Requirements :: Reproduce the rows from the first one through the row containing "reward-section: 不可领取 (26, 1025, 694, 1345)", inclusive, substituting "serving-counter" for "food-counter" and leaving everything else intact.

Dataset extract ::

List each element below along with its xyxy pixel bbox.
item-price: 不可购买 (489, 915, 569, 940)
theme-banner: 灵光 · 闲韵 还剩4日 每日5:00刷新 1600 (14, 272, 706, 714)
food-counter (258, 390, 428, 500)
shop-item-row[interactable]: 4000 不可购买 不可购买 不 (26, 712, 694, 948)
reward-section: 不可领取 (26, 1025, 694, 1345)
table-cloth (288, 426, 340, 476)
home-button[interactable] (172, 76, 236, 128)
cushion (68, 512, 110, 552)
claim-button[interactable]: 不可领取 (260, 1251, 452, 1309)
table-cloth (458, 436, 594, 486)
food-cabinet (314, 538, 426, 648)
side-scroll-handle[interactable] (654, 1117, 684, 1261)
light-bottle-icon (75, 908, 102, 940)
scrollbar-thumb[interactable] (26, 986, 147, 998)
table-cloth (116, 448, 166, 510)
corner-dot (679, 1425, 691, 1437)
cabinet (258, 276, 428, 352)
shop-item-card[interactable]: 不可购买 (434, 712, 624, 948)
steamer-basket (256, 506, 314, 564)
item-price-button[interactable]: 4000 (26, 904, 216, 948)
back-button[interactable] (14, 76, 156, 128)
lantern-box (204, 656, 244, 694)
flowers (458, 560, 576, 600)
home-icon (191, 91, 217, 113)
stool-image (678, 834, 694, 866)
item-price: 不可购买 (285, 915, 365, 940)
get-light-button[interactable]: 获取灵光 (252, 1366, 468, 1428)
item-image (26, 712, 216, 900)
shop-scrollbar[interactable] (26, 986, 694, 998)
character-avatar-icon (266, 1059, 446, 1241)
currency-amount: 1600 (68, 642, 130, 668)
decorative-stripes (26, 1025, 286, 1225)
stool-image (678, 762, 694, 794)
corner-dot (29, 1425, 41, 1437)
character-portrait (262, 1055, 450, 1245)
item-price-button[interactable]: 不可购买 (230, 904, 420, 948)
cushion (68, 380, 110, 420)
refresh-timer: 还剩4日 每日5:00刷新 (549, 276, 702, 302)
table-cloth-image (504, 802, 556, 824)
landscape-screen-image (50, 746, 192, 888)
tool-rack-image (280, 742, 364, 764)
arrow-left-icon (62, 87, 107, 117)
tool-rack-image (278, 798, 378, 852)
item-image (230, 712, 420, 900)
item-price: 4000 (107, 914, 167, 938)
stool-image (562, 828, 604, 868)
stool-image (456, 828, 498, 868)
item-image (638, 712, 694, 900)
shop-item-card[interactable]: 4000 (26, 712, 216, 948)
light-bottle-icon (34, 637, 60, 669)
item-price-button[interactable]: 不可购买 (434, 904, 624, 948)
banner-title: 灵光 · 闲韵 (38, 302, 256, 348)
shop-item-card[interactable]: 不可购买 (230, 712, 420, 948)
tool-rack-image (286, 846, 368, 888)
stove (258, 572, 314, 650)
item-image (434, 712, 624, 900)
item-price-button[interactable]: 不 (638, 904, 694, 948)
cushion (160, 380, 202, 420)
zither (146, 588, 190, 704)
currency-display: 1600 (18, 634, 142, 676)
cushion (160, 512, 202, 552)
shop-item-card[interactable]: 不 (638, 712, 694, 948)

The result ::
List each element below along with its xyxy pixel bbox.
item-price: 不可购买 (489, 915, 569, 940)
theme-banner: 灵光 · 闲韵 还剩4日 每日5:00刷新 1600 (14, 272, 706, 714)
serving-counter (258, 390, 428, 500)
shop-item-row[interactable]: 4000 不可购买 不可购买 不 (26, 712, 694, 948)
reward-section: 不可领取 (26, 1025, 694, 1345)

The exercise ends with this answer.